■ **EXERCISE DIRECTIONS**: Reproduce the complete listing without any deviation.

■ **MATERIAL SHOWN**:
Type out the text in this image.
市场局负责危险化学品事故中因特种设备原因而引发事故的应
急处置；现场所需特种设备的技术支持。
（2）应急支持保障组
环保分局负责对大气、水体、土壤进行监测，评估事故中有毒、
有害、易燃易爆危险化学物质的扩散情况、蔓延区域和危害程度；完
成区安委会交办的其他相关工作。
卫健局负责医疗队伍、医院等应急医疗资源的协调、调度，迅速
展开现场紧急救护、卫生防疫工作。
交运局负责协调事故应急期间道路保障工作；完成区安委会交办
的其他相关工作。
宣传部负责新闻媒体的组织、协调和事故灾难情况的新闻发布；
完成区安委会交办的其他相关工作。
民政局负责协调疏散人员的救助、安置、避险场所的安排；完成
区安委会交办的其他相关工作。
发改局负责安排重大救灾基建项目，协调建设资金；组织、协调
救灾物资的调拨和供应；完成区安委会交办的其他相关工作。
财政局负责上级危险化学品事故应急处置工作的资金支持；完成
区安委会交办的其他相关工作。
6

■ **WRITTEN RESPONSE**:
Type out the text in this image.
市场局负责危险化学品事故中因特种设备原因而引发事故的应
急处置；现场所需特种设备的技术支持。
（2）应急支持保障组
环保分局负责对大气、水体、土壤进行监测，评估事故中有毒、
有害、易燃易爆危险化学物质的扩散情况、蔓延区域和危害程度；完
成区安委会交办的其他相关工作。
卫健局负责医疗队伍、医院等应急医疗资源的协调、调度，迅速
展开现场紧急救护、卫生防疫工作。
交运局负责协调事故应急期间道路保障工作；完成区安委会交办
的其他相关工作。
宣传部负责新闻媒体的组织、协调和事故灾难情况的新闻发布；
完成区安委会交办的其他相关工作。
民政局负责协调疏散人员的救助、安置、避险场所的安排；完成
区安委会交办的其他相关工作。
发改局负责安排重大救灾基建项目，协调建设资金；组织、协调
救灾物资的调拨和供应；完成区安委会交办的其他相关工作。
财政局负责上级危险化学品事故应急处置工作的资金支持；完成
区安委会交办的其他相关工作。
6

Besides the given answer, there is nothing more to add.